### Goal
Write out all of the data exactly as it appears.

Rows from a dataset
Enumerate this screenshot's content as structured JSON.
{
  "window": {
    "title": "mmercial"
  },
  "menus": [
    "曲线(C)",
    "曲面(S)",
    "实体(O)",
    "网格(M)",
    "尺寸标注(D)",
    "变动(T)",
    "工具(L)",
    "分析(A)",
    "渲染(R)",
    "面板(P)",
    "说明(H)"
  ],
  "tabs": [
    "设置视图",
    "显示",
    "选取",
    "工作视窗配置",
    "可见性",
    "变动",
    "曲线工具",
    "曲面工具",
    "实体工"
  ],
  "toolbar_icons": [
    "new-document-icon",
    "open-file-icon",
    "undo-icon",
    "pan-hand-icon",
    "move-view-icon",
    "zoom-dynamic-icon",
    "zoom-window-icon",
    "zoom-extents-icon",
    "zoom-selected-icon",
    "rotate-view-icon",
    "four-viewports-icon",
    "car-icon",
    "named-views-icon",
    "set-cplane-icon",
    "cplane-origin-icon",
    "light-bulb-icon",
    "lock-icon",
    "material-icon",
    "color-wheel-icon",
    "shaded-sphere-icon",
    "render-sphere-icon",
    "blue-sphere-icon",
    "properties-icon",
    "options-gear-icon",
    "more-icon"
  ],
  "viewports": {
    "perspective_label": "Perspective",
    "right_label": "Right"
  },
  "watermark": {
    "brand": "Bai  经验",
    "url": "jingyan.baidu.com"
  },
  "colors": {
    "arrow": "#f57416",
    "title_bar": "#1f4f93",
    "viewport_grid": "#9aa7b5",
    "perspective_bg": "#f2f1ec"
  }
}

### Output below
Enumerate this screenshot's content as structured JSON.
{
  "window": {
    "title": "mmercial"
  },
  "menus": [
    "曲线(C)",
    "曲面(S)",
    "实体(O)",
    "网格(M)",
    "尺寸标注(D)",
    "变动(T)",
    "工具(L)",
    "分析(A)",
    "渲染(R)",
    "面板(P)",
    "说明(H)"
  ],
  "tabs": [
    "设置视图",
    "显示",
    "选取",
    "工作视窗配置",
    "可见性",
    "变动",
    "曲线工具",
    "曲面工具",
    "实体工"
  ],
  "toolbar_icons": [
    "new-document-icon",
    "open-file-icon",
    "undo-icon",
    "pan-hand-icon",
    "move-view-icon",
    "zoom-dynamic-icon",
    "zoom-window-icon",
    "zoom-extents-icon",
    "zoom-selected-icon",
    "rotate-view-icon",
    "four-viewports-icon",
    "car-icon",
    "named-views-icon",
    "set-cplane-icon",
    "cplane-origin-icon",
    "light-bulb-icon",
    "lock-icon",
    "material-icon",
    "color-wheel-icon",
    "shaded-sphere-icon",
    "render-sphere-icon",
    "blue-sphere-icon",
    "properties-icon",
    "options-gear-icon",
    "more-icon"
  ],
  "viewports": {
    "perspective_label": "Perspective",
    "right_label": "Right"
  },
  "watermark": {
    "brand": "Bai  经验",
    "url": "jingyan.baidu.com"
  },
  "colors": {
    "arrow": "#f57416",
    "title_bar": "#1f4f93",
    "viewport_grid": "#9aa7b5",
    "perspective_bg": "#f2f1ec"
  }
}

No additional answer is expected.